[Excerpts from a figure dataset]
========================================================================
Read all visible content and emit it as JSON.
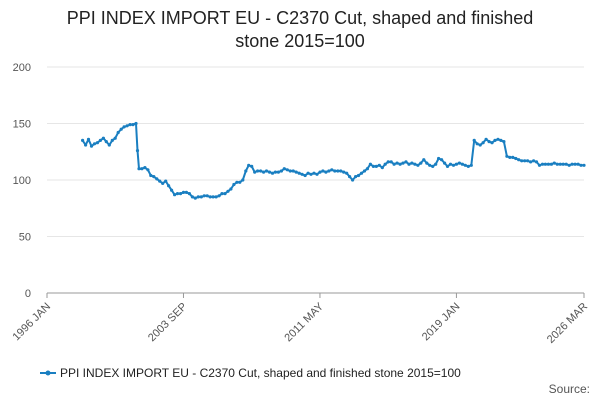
{
  "chart_data": {
    "type": "line",
    "title_lines": [
      "PPI INDEX IMPORT EU - C2370 Cut, shaped and finished",
      "stone 2015=100"
    ],
    "source_label": "Source:",
    "ylim": [
      0,
      200
    ],
    "yticks": [
      0,
      50,
      100,
      150,
      200
    ],
    "xlim": [
      "1996-01",
      "2026-03"
    ],
    "xticks": [
      "1996 JAN",
      "2003 SEP",
      "2011 MAY",
      "2019 JAN",
      "2026 MAR"
    ],
    "grid": "horizontal",
    "legend_position": "bottom",
    "colors": {
      "series": "#1a7fc1",
      "grid": "#e6e6e6",
      "axis": "#999999"
    },
    "series": [
      {
        "name": "PPI INDEX IMPORT EU - C2370 Cut, shaped and finished stone 2015=100",
        "points": [
          [
            "1998-01",
            135
          ],
          [
            "1998-03",
            131
          ],
          [
            "1998-05",
            136
          ],
          [
            "1998-07",
            130
          ],
          [
            "1998-09",
            132
          ],
          [
            "1998-11",
            133
          ],
          [
            "1999-01",
            135
          ],
          [
            "1999-03",
            137
          ],
          [
            "1999-05",
            134
          ],
          [
            "1999-07",
            131
          ],
          [
            "1999-09",
            135
          ],
          [
            "1999-11",
            137
          ],
          [
            "2000-01",
            142
          ],
          [
            "2000-03",
            145
          ],
          [
            "2000-05",
            147
          ],
          [
            "2000-07",
            148
          ],
          [
            "2000-09",
            149
          ],
          [
            "2000-11",
            149
          ],
          [
            "2001-01",
            150
          ],
          [
            "2001-02",
            126
          ],
          [
            "2001-03",
            110
          ],
          [
            "2001-05",
            110
          ],
          [
            "2001-07",
            111
          ],
          [
            "2001-09",
            109
          ],
          [
            "2001-11",
            104
          ],
          [
            "2002-01",
            103
          ],
          [
            "2002-03",
            101
          ],
          [
            "2002-05",
            99
          ],
          [
            "2002-07",
            97
          ],
          [
            "2002-09",
            99
          ],
          [
            "2002-11",
            95
          ],
          [
            "2003-01",
            91
          ],
          [
            "2003-03",
            87
          ],
          [
            "2003-05",
            88
          ],
          [
            "2003-07",
            88
          ],
          [
            "2003-09",
            89
          ],
          [
            "2003-11",
            89
          ],
          [
            "2004-01",
            88
          ],
          [
            "2004-03",
            85
          ],
          [
            "2004-05",
            84
          ],
          [
            "2004-07",
            85
          ],
          [
            "2004-09",
            85
          ],
          [
            "2004-11",
            86
          ],
          [
            "2005-01",
            86
          ],
          [
            "2005-03",
            85
          ],
          [
            "2005-05",
            85
          ],
          [
            "2005-07",
            85
          ],
          [
            "2005-09",
            86
          ],
          [
            "2005-11",
            88
          ],
          [
            "2006-01",
            88
          ],
          [
            "2006-03",
            90
          ],
          [
            "2006-05",
            92
          ],
          [
            "2006-07",
            96
          ],
          [
            "2006-09",
            98
          ],
          [
            "2006-11",
            98
          ],
          [
            "2007-01",
            100
          ],
          [
            "2007-03",
            108
          ],
          [
            "2007-05",
            113
          ],
          [
            "2007-07",
            112
          ],
          [
            "2007-09",
            107
          ],
          [
            "2007-11",
            108
          ],
          [
            "2008-01",
            108
          ],
          [
            "2008-03",
            107
          ],
          [
            "2008-05",
            108
          ],
          [
            "2008-07",
            107
          ],
          [
            "2008-09",
            106
          ],
          [
            "2008-11",
            107
          ],
          [
            "2009-01",
            107
          ],
          [
            "2009-03",
            108
          ],
          [
            "2009-05",
            110
          ],
          [
            "2009-07",
            109
          ],
          [
            "2009-09",
            108
          ],
          [
            "2009-11",
            108
          ],
          [
            "2010-01",
            107
          ],
          [
            "2010-03",
            106
          ],
          [
            "2010-05",
            105
          ],
          [
            "2010-07",
            104
          ],
          [
            "2010-09",
            106
          ],
          [
            "2010-11",
            105
          ],
          [
            "2011-01",
            106
          ],
          [
            "2011-03",
            105
          ],
          [
            "2011-05",
            107
          ],
          [
            "2011-07",
            108
          ],
          [
            "2011-09",
            107
          ],
          [
            "2011-11",
            108
          ],
          [
            "2012-01",
            109
          ],
          [
            "2012-03",
            108
          ],
          [
            "2012-05",
            108
          ],
          [
            "2012-07",
            108
          ],
          [
            "2012-09",
            107
          ],
          [
            "2012-11",
            106
          ],
          [
            "2013-01",
            103
          ],
          [
            "2013-03",
            100
          ],
          [
            "2013-05",
            103
          ],
          [
            "2013-07",
            104
          ],
          [
            "2013-09",
            106
          ],
          [
            "2013-11",
            108
          ],
          [
            "2014-01",
            110
          ],
          [
            "2014-03",
            114
          ],
          [
            "2014-05",
            112
          ],
          [
            "2014-07",
            112
          ],
          [
            "2014-09",
            113
          ],
          [
            "2014-11",
            111
          ],
          [
            "2015-01",
            114
          ],
          [
            "2015-03",
            116
          ],
          [
            "2015-05",
            116
          ],
          [
            "2015-07",
            114
          ],
          [
            "2015-09",
            115
          ],
          [
            "2015-11",
            114
          ],
          [
            "2016-01",
            115
          ],
          [
            "2016-03",
            116
          ],
          [
            "2016-05",
            114
          ],
          [
            "2016-07",
            115
          ],
          [
            "2016-09",
            114
          ],
          [
            "2016-11",
            113
          ],
          [
            "2017-01",
            115
          ],
          [
            "2017-03",
            118
          ],
          [
            "2017-05",
            115
          ],
          [
            "2017-07",
            113
          ],
          [
            "2017-09",
            112
          ],
          [
            "2017-11",
            114
          ],
          [
            "2018-01",
            119
          ],
          [
            "2018-03",
            118
          ],
          [
            "2018-05",
            115
          ],
          [
            "2018-07",
            112
          ],
          [
            "2018-09",
            114
          ],
          [
            "2018-11",
            113
          ],
          [
            "2019-01",
            114
          ],
          [
            "2019-03",
            115
          ],
          [
            "2019-05",
            114
          ],
          [
            "2019-07",
            113
          ],
          [
            "2019-09",
            112
          ],
          [
            "2019-11",
            113
          ],
          [
            "2020-01",
            135
          ],
          [
            "2020-03",
            132
          ],
          [
            "2020-05",
            131
          ],
          [
            "2020-07",
            133
          ],
          [
            "2020-09",
            136
          ],
          [
            "2020-11",
            134
          ],
          [
            "2021-01",
            133
          ],
          [
            "2021-03",
            135
          ],
          [
            "2021-05",
            136
          ],
          [
            "2021-07",
            135
          ],
          [
            "2021-09",
            134
          ],
          [
            "2021-11",
            121
          ],
          [
            "2022-01",
            120
          ],
          [
            "2022-03",
            120
          ],
          [
            "2022-05",
            119
          ],
          [
            "2022-07",
            118
          ],
          [
            "2022-09",
            117
          ],
          [
            "2022-11",
            117
          ],
          [
            "2023-01",
            117
          ],
          [
            "2023-03",
            116
          ],
          [
            "2023-05",
            117
          ],
          [
            "2023-07",
            116
          ],
          [
            "2023-09",
            113
          ],
          [
            "2023-11",
            114
          ],
          [
            "2024-01",
            114
          ],
          [
            "2024-03",
            114
          ],
          [
            "2024-05",
            114
          ],
          [
            "2024-07",
            115
          ],
          [
            "2024-09",
            114
          ],
          [
            "2024-11",
            114
          ],
          [
            "2025-01",
            114
          ],
          [
            "2025-03",
            114
          ],
          [
            "2025-05",
            113
          ],
          [
            "2025-07",
            114
          ],
          [
            "2025-09",
            114
          ],
          [
            "2025-11",
            114
          ],
          [
            "2026-01",
            113
          ],
          [
            "2026-03",
            113
          ]
        ]
      }
    ]
  }
}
========================================================================
## The exercise
Transcribe all the records above word for word, without their images.

## Solved exercise
Read all visible content and emit it as JSON.
{
  "chart_data": {
    "type": "line",
    "title_lines": [
      "PPI INDEX IMPORT EU - C2370 Cut, shaped and finished",
      "stone 2015=100"
    ],
    "source_label": "Source:",
    "ylim": [
      0,
      200
    ],
    "yticks": [
      0,
      50,
      100,
      150,
      200
    ],
    "xlim": [
      "1996-01",
      "2026-03"
    ],
    "xticks": [
      "1996 JAN",
      "2003 SEP",
      "2011 MAY",
      "2019 JAN",
      "2026 MAR"
    ],
    "grid": "horizontal",
    "legend_position": "bottom",
    "colors": {
      "series": "#1a7fc1",
      "grid": "#e6e6e6",
      "axis": "#999999"
    },
    "series": [
      {
        "name": "PPI INDEX IMPORT EU - C2370 Cut, shaped and finished stone 2015=100",
        "points": [
          [
            "1998-01",
            135
          ],
          [
            "1998-03",
            131
          ],
          [
            "1998-05",
            136
          ],
          [
            "1998-07",
            130
          ],
          [
            "1998-09",
            132
          ],
          [
            "1998-11",
            133
          ],
          [
            "1999-01",
            135
          ],
          [
            "1999-03",
            137
          ],
          [
            "1999-05",
            134
          ],
          [
            "1999-07",
            131
          ],
          [
            "1999-09",
            135
          ],
          [
            "1999-11",
            137
          ],
          [
            "2000-01",
            142
          ],
          [
            "2000-03",
            145
          ],
          [
            "2000-05",
            147
          ],
          [
            "2000-07",
            148
          ],
          [
            "2000-09",
            149
          ],
          [
            "2000-11",
            149
          ],
          [
            "2001-01",
            150
          ],
          [
            "2001-02",
            126
          ],
          [
            "2001-03",
            110
          ],
          [
            "2001-05",
            110
          ],
          [
            "2001-07",
            111
          ],
          [
            "2001-09",
            109
          ],
          [
            "2001-11",
            104
          ],
          [
            "2002-01",
            103
          ],
          [
            "2002-03",
            101
          ],
          [
            "2002-05",
            99
          ],
          [
            "2002-07",
            97
          ],
          [
            "2002-09",
            99
          ],
          [
            "2002-11",
            95
          ],
          [
            "2003-01",
            91
          ],
          [
            "2003-03",
            87
          ],
          [
            "2003-05",
            88
          ],
          [
            "2003-07",
            88
          ],
          [
            "2003-09",
            89
          ],
          [
            "2003-11",
            89
          ],
          [
            "2004-01",
            88
          ],
          [
            "2004-03",
            85
          ],
          [
            "2004-05",
            84
          ],
          [
            "2004-07",
            85
          ],
          [
            "2004-09",
            85
          ],
          [
            "2004-11",
            86
          ],
          [
            "2005-01",
            86
          ],
          [
            "2005-03",
            85
          ],
          [
            "2005-05",
            85
          ],
          [
            "2005-07",
            85
          ],
          [
            "2005-09",
            86
          ],
          [
            "2005-11",
            88
          ],
          [
            "2006-01",
            88
          ],
          [
            "2006-03",
            90
          ],
          [
            "2006-05",
            92
          ],
          [
            "2006-07",
            96
          ],
          [
            "2006-09",
            98
          ],
          [
            "2006-11",
            98
          ],
          [
            "2007-01",
            100
          ],
          [
            "2007-03",
            108
          ],
          [
            "2007-05",
            113
          ],
          [
            "2007-07",
            112
          ],
          [
            "2007-09",
            107
          ],
          [
            "2007-11",
            108
          ],
          [
            "2008-01",
            108
          ],
          [
            "2008-03",
            107
          ],
          [
            "2008-05",
            108
          ],
          [
            "2008-07",
            107
          ],
          [
            "2008-09",
            106
          ],
          [
            "2008-11",
            107
          ],
          [
            "2009-01",
            107
          ],
          [
            "2009-03",
            108
          ],
          [
            "2009-05",
            110
          ],
          [
            "2009-07",
            109
          ],
          [
            "2009-09",
            108
          ],
          [
            "2009-11",
            108
          ],
          [
            "2010-01",
            107
          ],
          [
            "2010-03",
            106
          ],
          [
            "2010-05",
            105
          ],
          [
            "2010-07",
            104
          ],
          [
            "2010-09",
            106
          ],
          [
            "2010-11",
            105
          ],
          [
            "2011-01",
            106
          ],
          [
            "2011-03",
            105
          ],
          [
            "2011-05",
            107
          ],
          [
            "2011-07",
            108
          ],
          [
            "2011-09",
            107
          ],
          [
            "2011-11",
            108
          ],
          [
            "2012-01",
            109
          ],
          [
            "2012-03",
            108
          ],
          [
            "2012-05",
            108
          ],
          [
            "2012-07",
            108
          ],
          [
            "2012-09",
            107
          ],
          [
            "2012-11",
            106
          ],
          [
            "2013-01",
            103
          ],
          [
            "2013-03",
            100
          ],
          [
            "2013-05",
            103
          ],
          [
            "2013-07",
            104
          ],
          [
            "2013-09",
            106
          ],
          [
            "2013-11",
            108
          ],
          [
            "2014-01",
            110
          ],
          [
            "2014-03",
            114
          ],
          [
            "2014-05",
            112
          ],
          [
            "2014-07",
            112
          ],
          [
            "2014-09",
            113
          ],
          [
            "2014-11",
            111
          ],
          [
            "2015-01",
            114
          ],
          [
            "2015-03",
            116
          ],
          [
            "2015-05",
            116
          ],
          [
            "2015-07",
            114
          ],
          [
            "2015-09",
            115
          ],
          [
            "2015-11",
            114
          ],
          [
            "2016-01",
            115
          ],
          [
            "2016-03",
            116
          ],
          [
            "2016-05",
            114
          ],
          [
            "2016-07",
            115
          ],
          [
            "2016-09",
            114
          ],
          [
            "2016-11",
            113
          ],
          [
            "2017-01",
            115
          ],
          [
            "2017-03",
            118
          ],
          [
            "2017-05",
            115
          ],
          [
            "2017-07",
            113
          ],
          [
            "2017-09",
            112
          ],
          [
            "2017-11",
            114
          ],
          [
            "2018-01",
            119
          ],
          [
            "2018-03",
            118
          ],
          [
            "2018-05",
            115
          ],
          [
            "2018-07",
            112
          ],
          [
            "2018-09",
            114
          ],
          [
            "2018-11",
            113
          ],
          [
            "2019-01",
            114
          ],
          [
            "2019-03",
            115
          ],
          [
            "2019-05",
            114
          ],
          [
            "2019-07",
            113
          ],
          [
            "2019-09",
            112
          ],
          [
            "2019-11",
            113
          ],
          [
            "2020-01",
            135
          ],
          [
            "2020-03",
            132
          ],
          [
            "2020-05",
            131
          ],
          [
            "2020-07",
            133
          ],
          [
            "2020-09",
            136
          ],
          [
            "2020-11",
            134
          ],
          [
            "2021-01",
            133
          ],
          [
            "2021-03",
            135
          ],
          [
            "2021-05",
            136
          ],
          [
            "2021-07",
            135
          ],
          [
            "2021-09",
            134
          ],
          [
            "2021-11",
            121
          ],
          [
            "2022-01",
            120
          ],
          [
            "2022-03",
            120
          ],
          [
            "2022-05",
            119
          ],
          [
            "2022-07",
            118
          ],
          [
            "2022-09",
            117
          ],
          [
            "2022-11",
            117
          ],
          [
            "2023-01",
            117
          ],
          [
            "2023-03",
            116
          ],
          [
            "2023-05",
            117
          ],
          [
            "2023-07",
            116
          ],
          [
            "2023-09",
            113
          ],
          [
            "2023-11",
            114
          ],
          [
            "2024-01",
            114
          ],
          [
            "2024-03",
            114
          ],
          [
            "2024-05",
            114
          ],
          [
            "2024-07",
            115
          ],
          [
            "2024-09",
            114
          ],
          [
            "2024-11",
            114
          ],
          [
            "2025-01",
            114
          ],
          [
            "2025-03",
            114
          ],
          [
            "2025-05",
            113
          ],
          [
            "2025-07",
            114
          ],
          [
            "2025-09",
            114
          ],
          [
            "2025-11",
            114
          ],
          [
            "2026-01",
            113
          ],
          [
            "2026-03",
            113
          ]
        ]
      }
    ]
  }
}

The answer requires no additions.